● **OBJECTIVE**:
Gather up the lines that contain "ЄДРПОУ".
■ ■ ■ ■ ■
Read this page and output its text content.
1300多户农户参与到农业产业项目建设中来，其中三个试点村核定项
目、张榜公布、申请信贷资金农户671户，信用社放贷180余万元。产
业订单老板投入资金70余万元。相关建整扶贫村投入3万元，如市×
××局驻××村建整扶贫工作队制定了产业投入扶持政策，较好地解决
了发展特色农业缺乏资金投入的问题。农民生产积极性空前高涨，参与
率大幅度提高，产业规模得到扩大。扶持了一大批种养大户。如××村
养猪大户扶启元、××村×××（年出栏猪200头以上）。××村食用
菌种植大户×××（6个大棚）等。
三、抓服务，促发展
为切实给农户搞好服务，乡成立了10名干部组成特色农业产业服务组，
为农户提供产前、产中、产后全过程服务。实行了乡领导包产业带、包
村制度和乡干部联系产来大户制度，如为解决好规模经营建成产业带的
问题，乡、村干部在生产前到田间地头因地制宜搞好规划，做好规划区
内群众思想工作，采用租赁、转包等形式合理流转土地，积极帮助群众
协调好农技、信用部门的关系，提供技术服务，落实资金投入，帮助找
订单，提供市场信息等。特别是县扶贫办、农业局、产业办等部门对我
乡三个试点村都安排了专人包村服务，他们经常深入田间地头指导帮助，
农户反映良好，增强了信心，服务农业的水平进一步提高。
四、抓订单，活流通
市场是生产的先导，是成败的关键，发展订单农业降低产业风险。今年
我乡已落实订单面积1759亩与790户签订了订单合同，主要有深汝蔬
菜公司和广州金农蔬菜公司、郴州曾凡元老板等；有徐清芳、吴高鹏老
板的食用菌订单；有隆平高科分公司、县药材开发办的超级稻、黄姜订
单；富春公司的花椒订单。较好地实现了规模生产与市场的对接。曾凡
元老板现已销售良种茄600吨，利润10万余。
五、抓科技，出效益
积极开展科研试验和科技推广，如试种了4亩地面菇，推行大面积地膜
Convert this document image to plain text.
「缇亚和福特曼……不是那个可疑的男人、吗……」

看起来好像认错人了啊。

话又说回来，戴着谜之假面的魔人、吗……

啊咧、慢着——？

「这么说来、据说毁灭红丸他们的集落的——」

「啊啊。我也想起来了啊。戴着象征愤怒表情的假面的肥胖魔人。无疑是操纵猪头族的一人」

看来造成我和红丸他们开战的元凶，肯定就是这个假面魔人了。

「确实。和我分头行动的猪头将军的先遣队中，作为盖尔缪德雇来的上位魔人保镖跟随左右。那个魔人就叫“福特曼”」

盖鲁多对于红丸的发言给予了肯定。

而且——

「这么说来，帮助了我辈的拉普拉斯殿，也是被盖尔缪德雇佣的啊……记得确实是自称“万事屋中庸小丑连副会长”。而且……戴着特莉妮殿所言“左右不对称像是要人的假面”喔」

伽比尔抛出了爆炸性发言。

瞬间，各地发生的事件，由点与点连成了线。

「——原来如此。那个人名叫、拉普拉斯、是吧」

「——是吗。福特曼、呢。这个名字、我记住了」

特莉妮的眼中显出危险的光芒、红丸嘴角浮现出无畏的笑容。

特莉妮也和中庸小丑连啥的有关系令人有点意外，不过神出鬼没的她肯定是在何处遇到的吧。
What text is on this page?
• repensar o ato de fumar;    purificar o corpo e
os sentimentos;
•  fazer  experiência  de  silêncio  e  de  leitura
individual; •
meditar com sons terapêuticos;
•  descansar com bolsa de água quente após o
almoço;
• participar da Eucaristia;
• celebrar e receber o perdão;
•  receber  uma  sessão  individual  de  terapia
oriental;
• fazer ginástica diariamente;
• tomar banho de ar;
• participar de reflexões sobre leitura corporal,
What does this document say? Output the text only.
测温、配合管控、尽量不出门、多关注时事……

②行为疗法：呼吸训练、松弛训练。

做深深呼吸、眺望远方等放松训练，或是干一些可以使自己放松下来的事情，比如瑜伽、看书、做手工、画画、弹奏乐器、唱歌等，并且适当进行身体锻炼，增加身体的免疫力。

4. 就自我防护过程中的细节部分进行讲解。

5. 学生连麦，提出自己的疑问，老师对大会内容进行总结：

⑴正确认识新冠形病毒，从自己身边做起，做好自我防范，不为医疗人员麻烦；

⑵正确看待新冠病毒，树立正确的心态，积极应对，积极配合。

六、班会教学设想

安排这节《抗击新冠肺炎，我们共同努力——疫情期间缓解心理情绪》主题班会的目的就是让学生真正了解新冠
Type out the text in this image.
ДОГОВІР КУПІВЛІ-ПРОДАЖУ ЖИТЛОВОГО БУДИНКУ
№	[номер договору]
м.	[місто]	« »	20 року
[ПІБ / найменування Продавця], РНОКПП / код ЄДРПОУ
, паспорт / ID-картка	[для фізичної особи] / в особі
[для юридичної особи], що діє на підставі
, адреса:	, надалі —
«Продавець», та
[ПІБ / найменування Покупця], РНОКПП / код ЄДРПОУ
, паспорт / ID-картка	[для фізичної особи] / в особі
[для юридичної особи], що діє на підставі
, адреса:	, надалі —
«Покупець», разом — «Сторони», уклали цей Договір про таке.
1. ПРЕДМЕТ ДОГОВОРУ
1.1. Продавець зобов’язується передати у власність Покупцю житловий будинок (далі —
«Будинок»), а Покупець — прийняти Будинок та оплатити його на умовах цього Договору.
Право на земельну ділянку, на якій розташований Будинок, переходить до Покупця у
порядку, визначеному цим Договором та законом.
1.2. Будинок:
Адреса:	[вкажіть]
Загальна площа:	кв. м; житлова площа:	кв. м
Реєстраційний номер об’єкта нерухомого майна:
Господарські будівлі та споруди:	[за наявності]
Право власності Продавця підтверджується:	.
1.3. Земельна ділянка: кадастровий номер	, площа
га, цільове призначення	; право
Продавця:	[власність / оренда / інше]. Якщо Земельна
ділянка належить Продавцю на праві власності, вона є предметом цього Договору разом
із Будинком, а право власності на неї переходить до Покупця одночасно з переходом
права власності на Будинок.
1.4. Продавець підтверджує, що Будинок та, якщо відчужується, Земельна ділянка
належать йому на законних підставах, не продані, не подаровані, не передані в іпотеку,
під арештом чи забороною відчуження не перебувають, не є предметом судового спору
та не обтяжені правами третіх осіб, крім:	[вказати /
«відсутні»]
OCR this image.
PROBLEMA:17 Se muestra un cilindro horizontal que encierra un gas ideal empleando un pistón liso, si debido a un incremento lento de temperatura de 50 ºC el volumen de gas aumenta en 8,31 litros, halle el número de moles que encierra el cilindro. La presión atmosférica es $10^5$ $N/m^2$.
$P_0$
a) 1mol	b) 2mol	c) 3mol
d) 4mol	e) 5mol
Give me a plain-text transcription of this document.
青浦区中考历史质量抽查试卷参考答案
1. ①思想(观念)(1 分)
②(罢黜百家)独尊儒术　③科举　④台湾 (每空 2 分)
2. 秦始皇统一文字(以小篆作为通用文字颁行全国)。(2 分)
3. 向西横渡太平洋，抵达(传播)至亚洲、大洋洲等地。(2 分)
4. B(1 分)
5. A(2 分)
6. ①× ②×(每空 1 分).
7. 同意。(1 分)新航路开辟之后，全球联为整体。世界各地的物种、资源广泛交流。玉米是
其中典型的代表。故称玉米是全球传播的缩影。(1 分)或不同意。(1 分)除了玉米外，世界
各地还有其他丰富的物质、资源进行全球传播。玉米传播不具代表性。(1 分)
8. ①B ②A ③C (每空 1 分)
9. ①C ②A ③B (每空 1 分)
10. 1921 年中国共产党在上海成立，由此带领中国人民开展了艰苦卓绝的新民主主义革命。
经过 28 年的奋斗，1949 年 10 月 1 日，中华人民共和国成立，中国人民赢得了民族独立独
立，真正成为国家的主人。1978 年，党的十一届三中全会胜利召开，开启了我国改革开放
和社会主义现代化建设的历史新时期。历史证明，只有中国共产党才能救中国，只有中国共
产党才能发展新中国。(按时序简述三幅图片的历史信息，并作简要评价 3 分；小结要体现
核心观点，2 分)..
■ ■ ■ ■ ■
● **SOLUTION FOR THIS EXERCISE**:
[ПІБ / найменування Продавця], РНОКПП / код ЄДРПОУ
[ПІБ / найменування Покупця], РНОКПП / код ЄДРПОУ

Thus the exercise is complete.